(Dataset listings of figures)
======
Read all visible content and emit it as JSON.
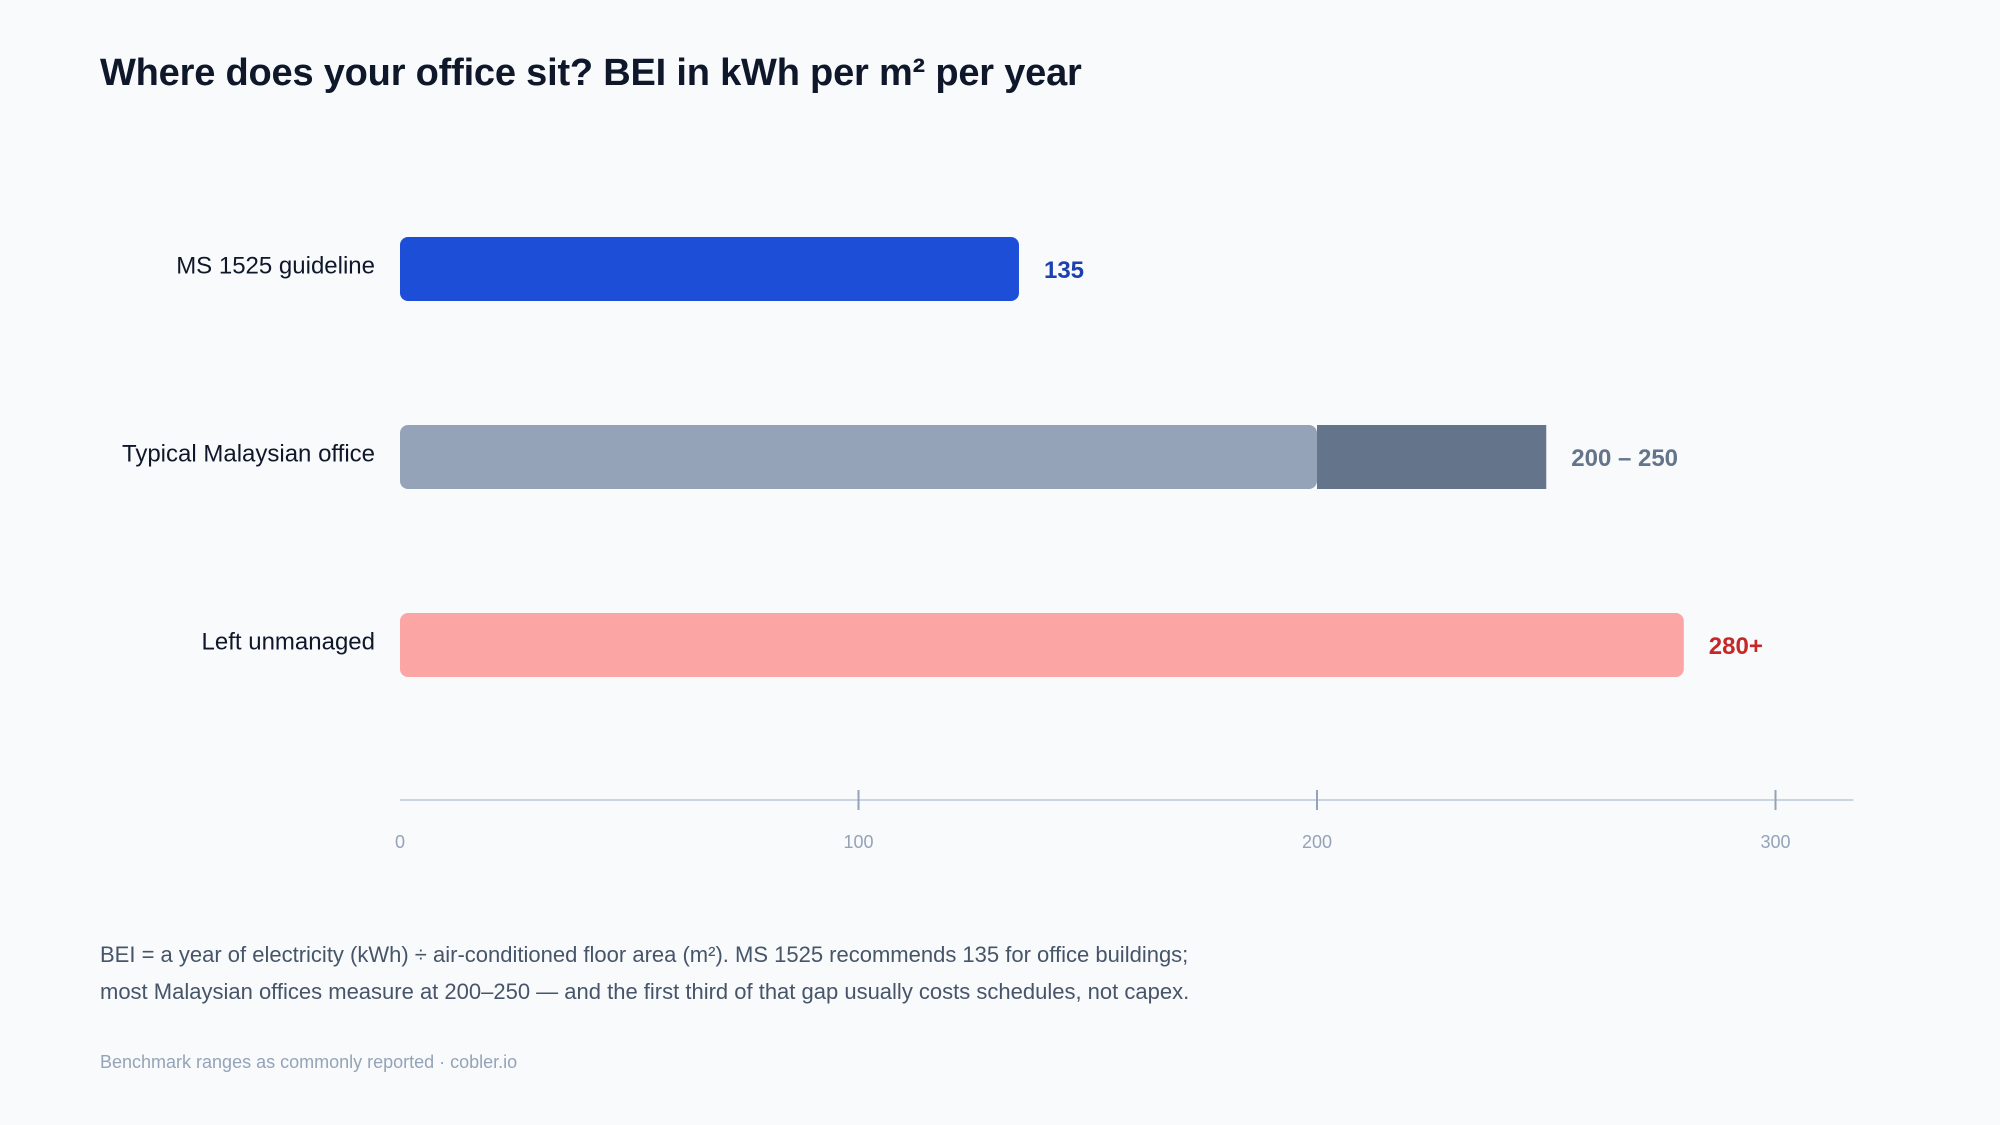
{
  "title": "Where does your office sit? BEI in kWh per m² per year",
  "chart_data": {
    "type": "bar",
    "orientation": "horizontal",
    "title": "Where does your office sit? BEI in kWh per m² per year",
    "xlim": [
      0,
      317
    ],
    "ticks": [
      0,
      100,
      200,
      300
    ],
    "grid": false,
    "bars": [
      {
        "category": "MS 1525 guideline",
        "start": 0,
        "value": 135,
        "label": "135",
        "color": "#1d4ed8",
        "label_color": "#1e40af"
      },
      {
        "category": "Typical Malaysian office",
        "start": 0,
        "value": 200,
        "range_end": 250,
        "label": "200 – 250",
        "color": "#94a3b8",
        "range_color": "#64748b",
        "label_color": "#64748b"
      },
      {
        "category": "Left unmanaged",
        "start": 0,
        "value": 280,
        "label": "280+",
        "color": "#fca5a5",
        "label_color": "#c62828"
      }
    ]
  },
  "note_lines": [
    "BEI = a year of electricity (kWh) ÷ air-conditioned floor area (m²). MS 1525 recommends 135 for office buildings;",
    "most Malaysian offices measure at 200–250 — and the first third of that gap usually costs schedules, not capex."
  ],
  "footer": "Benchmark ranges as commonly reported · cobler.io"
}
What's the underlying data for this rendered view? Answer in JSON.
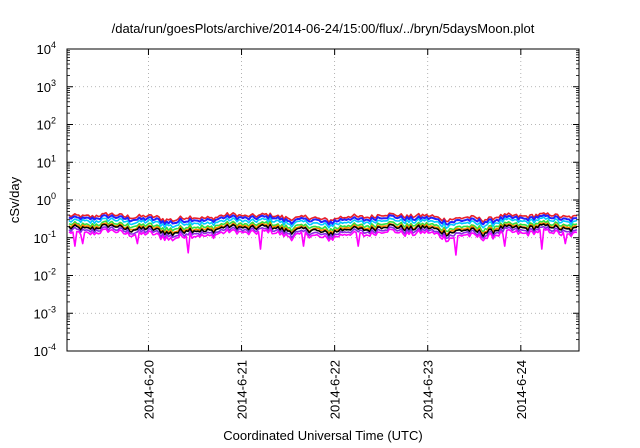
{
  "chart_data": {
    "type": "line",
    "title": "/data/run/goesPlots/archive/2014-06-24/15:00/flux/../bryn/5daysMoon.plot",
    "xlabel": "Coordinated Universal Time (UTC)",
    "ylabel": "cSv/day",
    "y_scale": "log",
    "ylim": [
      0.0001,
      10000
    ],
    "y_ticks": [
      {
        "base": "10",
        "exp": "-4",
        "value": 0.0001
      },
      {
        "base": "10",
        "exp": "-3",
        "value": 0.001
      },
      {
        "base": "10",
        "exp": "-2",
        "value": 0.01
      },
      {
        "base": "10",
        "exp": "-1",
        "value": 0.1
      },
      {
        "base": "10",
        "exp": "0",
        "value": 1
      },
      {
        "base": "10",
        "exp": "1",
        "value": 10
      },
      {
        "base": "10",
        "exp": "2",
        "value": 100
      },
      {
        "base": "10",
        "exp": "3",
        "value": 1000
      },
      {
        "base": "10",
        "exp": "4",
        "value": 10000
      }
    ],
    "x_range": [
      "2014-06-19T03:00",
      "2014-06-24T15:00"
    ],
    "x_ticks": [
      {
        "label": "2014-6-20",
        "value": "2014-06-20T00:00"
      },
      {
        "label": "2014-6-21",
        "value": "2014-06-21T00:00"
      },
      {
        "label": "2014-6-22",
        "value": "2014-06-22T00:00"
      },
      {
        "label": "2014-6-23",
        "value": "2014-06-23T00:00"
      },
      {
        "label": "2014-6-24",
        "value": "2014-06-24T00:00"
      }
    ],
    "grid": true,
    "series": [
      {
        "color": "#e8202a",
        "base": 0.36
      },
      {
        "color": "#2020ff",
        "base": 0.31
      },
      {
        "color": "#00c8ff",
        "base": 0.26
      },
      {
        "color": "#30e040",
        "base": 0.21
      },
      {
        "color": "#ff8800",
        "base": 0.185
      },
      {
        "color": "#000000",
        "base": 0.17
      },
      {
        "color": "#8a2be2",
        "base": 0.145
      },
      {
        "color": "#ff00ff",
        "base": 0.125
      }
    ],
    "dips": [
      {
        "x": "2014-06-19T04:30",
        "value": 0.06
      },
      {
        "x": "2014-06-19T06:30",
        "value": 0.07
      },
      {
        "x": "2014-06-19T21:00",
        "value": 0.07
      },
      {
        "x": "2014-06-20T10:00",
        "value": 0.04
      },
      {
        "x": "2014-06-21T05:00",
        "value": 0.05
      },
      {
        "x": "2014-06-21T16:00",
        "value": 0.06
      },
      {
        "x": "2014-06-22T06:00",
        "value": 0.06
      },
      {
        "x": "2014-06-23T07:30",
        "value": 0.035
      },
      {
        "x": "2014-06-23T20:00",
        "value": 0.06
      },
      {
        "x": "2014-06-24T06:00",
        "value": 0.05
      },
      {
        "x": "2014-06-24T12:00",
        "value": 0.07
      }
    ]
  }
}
======
== Set exercise ==
Copy in full each line that holds the word "Malaysian".

== Exercise solution ==
        "category": "Typical Malaysian office",
    "most Malaysian offices measure at 200–250 — and the first third of that gap usually costs schedules, not capex."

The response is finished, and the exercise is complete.